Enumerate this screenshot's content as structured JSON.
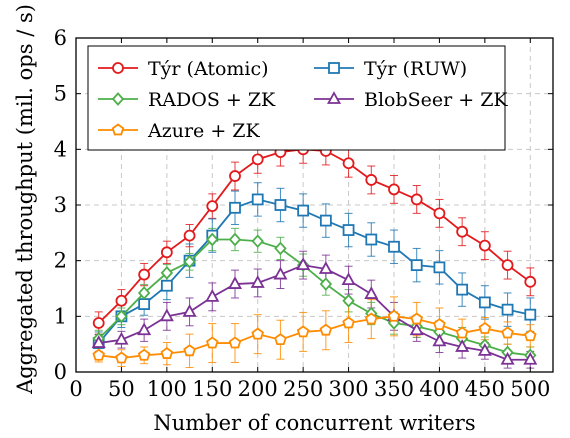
{
  "chart_data": {
    "type": "line",
    "xlabel": "Number of concurrent writers",
    "ylabel": "Aggregated throughput (mil. ops / s)",
    "xlim": [
      0,
      525
    ],
    "ylim": [
      0,
      6
    ],
    "xticks": [
      0,
      50,
      100,
      150,
      200,
      250,
      300,
      350,
      400,
      450,
      500
    ],
    "yticks": [
      0,
      1,
      2,
      3,
      4,
      5,
      6
    ],
    "grid": true,
    "legend_position": "top-left",
    "x": [
      25,
      50,
      75,
      100,
      125,
      150,
      175,
      200,
      225,
      250,
      275,
      300,
      325,
      350,
      375,
      400,
      425,
      450,
      475,
      500
    ],
    "series": [
      {
        "name": "Týr (Atomic)",
        "color": "#e31a1c",
        "marker": "circle",
        "values": [
          0.88,
          1.28,
          1.75,
          2.15,
          2.45,
          2.98,
          3.52,
          3.82,
          3.95,
          4.0,
          3.97,
          3.75,
          3.45,
          3.28,
          3.1,
          2.85,
          2.52,
          2.27,
          1.92,
          1.62
        ],
        "errors": [
          0.2,
          0.2,
          0.2,
          0.2,
          0.2,
          0.22,
          0.25,
          0.25,
          0.25,
          0.25,
          0.25,
          0.25,
          0.25,
          0.25,
          0.25,
          0.25,
          0.25,
          0.25,
          0.25,
          0.25
        ]
      },
      {
        "name": "Týr (RUW)",
        "color": "#1f78b4",
        "marker": "square",
        "values": [
          0.52,
          1.0,
          1.22,
          1.55,
          2.0,
          2.45,
          2.95,
          3.1,
          3.0,
          2.9,
          2.72,
          2.55,
          2.38,
          2.25,
          1.92,
          1.88,
          1.48,
          1.25,
          1.12,
          1.03
        ],
        "errors": [
          0.2,
          0.2,
          0.2,
          0.25,
          0.3,
          0.3,
          0.3,
          0.3,
          0.3,
          0.3,
          0.3,
          0.3,
          0.3,
          0.3,
          0.3,
          0.3,
          0.3,
          0.3,
          0.3,
          0.3
        ]
      },
      {
        "name": "RADOS + ZK",
        "color": "#4daf4a",
        "marker": "diamond",
        "values": [
          0.6,
          1.0,
          1.42,
          1.78,
          1.98,
          2.38,
          2.38,
          2.35,
          2.22,
          1.92,
          1.58,
          1.28,
          1.05,
          0.88,
          0.82,
          0.72,
          0.6,
          0.48,
          0.35,
          0.3
        ],
        "errors": [
          0.15,
          0.15,
          0.15,
          0.15,
          0.15,
          0.2,
          0.2,
          0.2,
          0.2,
          0.2,
          0.2,
          0.2,
          0.2,
          0.2,
          0.2,
          0.2,
          0.2,
          0.15,
          0.15,
          0.15
        ]
      },
      {
        "name": "BlobSeer + ZK",
        "color": "#7b3294",
        "marker": "triangle",
        "values": [
          0.52,
          0.58,
          0.75,
          1.0,
          1.08,
          1.35,
          1.58,
          1.6,
          1.75,
          1.92,
          1.85,
          1.65,
          1.4,
          1.0,
          0.75,
          0.55,
          0.45,
          0.38,
          0.22,
          0.22
        ],
        "errors": [
          0.15,
          0.15,
          0.2,
          0.25,
          0.25,
          0.25,
          0.25,
          0.25,
          0.25,
          0.25,
          0.25,
          0.25,
          0.25,
          0.25,
          0.2,
          0.2,
          0.2,
          0.15,
          0.15,
          0.15
        ]
      },
      {
        "name": "Azure + ZK",
        "color": "#ff8c00",
        "marker": "pentagon",
        "values": [
          0.3,
          0.25,
          0.3,
          0.33,
          0.38,
          0.52,
          0.52,
          0.68,
          0.58,
          0.72,
          0.75,
          0.88,
          0.95,
          1.0,
          0.95,
          0.85,
          0.7,
          0.78,
          0.7,
          0.65
        ],
        "errors": [
          0.12,
          0.15,
          0.15,
          0.2,
          0.3,
          0.35,
          0.35,
          0.35,
          0.35,
          0.35,
          0.35,
          0.35,
          0.35,
          0.35,
          0.3,
          0.3,
          0.25,
          0.2,
          0.2,
          0.2
        ]
      }
    ]
  }
}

════════

GIVEN TASK » Output all of the records exactly as they appear above, but not the pictures.

SOLUTION TO THE EXERCISE »
Enumerate this screenshot's content as structured JSON.
{
  "chart_data": {
    "type": "line",
    "xlabel": "Number of concurrent writers",
    "ylabel": "Aggregated throughput (mil. ops / s)",
    "xlim": [
      0,
      525
    ],
    "ylim": [
      0,
      6
    ],
    "xticks": [
      0,
      50,
      100,
      150,
      200,
      250,
      300,
      350,
      400,
      450,
      500
    ],
    "yticks": [
      0,
      1,
      2,
      3,
      4,
      5,
      6
    ],
    "grid": true,
    "legend_position": "top-left",
    "x": [
      25,
      50,
      75,
      100,
      125,
      150,
      175,
      200,
      225,
      250,
      275,
      300,
      325,
      350,
      375,
      400,
      425,
      450,
      475,
      500
    ],
    "series": [
      {
        "name": "Týr (Atomic)",
        "color": "#e31a1c",
        "marker": "circle",
        "values": [
          0.88,
          1.28,
          1.75,
          2.15,
          2.45,
          2.98,
          3.52,
          3.82,
          3.95,
          4.0,
          3.97,
          3.75,
          3.45,
          3.28,
          3.1,
          2.85,
          2.52,
          2.27,
          1.92,
          1.62
        ],
        "errors": [
          0.2,
          0.2,
          0.2,
          0.2,
          0.2,
          0.22,
          0.25,
          0.25,
          0.25,
          0.25,
          0.25,
          0.25,
          0.25,
          0.25,
          0.25,
          0.25,
          0.25,
          0.25,
          0.25,
          0.25
        ]
      },
      {
        "name": "Týr (RUW)",
        "color": "#1f78b4",
        "marker": "square",
        "values": [
          0.52,
          1.0,
          1.22,
          1.55,
          2.0,
          2.45,
          2.95,
          3.1,
          3.0,
          2.9,
          2.72,
          2.55,
          2.38,
          2.25,
          1.92,
          1.88,
          1.48,
          1.25,
          1.12,
          1.03
        ],
        "errors": [
          0.2,
          0.2,
          0.2,
          0.25,
          0.3,
          0.3,
          0.3,
          0.3,
          0.3,
          0.3,
          0.3,
          0.3,
          0.3,
          0.3,
          0.3,
          0.3,
          0.3,
          0.3,
          0.3,
          0.3
        ]
      },
      {
        "name": "RADOS + ZK",
        "color": "#4daf4a",
        "marker": "diamond",
        "values": [
          0.6,
          1.0,
          1.42,
          1.78,
          1.98,
          2.38,
          2.38,
          2.35,
          2.22,
          1.92,
          1.58,
          1.28,
          1.05,
          0.88,
          0.82,
          0.72,
          0.6,
          0.48,
          0.35,
          0.3
        ],
        "errors": [
          0.15,
          0.15,
          0.15,
          0.15,
          0.15,
          0.2,
          0.2,
          0.2,
          0.2,
          0.2,
          0.2,
          0.2,
          0.2,
          0.2,
          0.2,
          0.2,
          0.2,
          0.15,
          0.15,
          0.15
        ]
      },
      {
        "name": "BlobSeer + ZK",
        "color": "#7b3294",
        "marker": "triangle",
        "values": [
          0.52,
          0.58,
          0.75,
          1.0,
          1.08,
          1.35,
          1.58,
          1.6,
          1.75,
          1.92,
          1.85,
          1.65,
          1.4,
          1.0,
          0.75,
          0.55,
          0.45,
          0.38,
          0.22,
          0.22
        ],
        "errors": [
          0.15,
          0.15,
          0.2,
          0.25,
          0.25,
          0.25,
          0.25,
          0.25,
          0.25,
          0.25,
          0.25,
          0.25,
          0.25,
          0.25,
          0.2,
          0.2,
          0.2,
          0.15,
          0.15,
          0.15
        ]
      },
      {
        "name": "Azure + ZK",
        "color": "#ff8c00",
        "marker": "pentagon",
        "values": [
          0.3,
          0.25,
          0.3,
          0.33,
          0.38,
          0.52,
          0.52,
          0.68,
          0.58,
          0.72,
          0.75,
          0.88,
          0.95,
          1.0,
          0.95,
          0.85,
          0.7,
          0.78,
          0.7,
          0.65
        ],
        "errors": [
          0.12,
          0.15,
          0.15,
          0.2,
          0.3,
          0.35,
          0.35,
          0.35,
          0.35,
          0.35,
          0.35,
          0.35,
          0.35,
          0.35,
          0.3,
          0.3,
          0.25,
          0.2,
          0.2,
          0.2
        ]
      }
    ]
  }
}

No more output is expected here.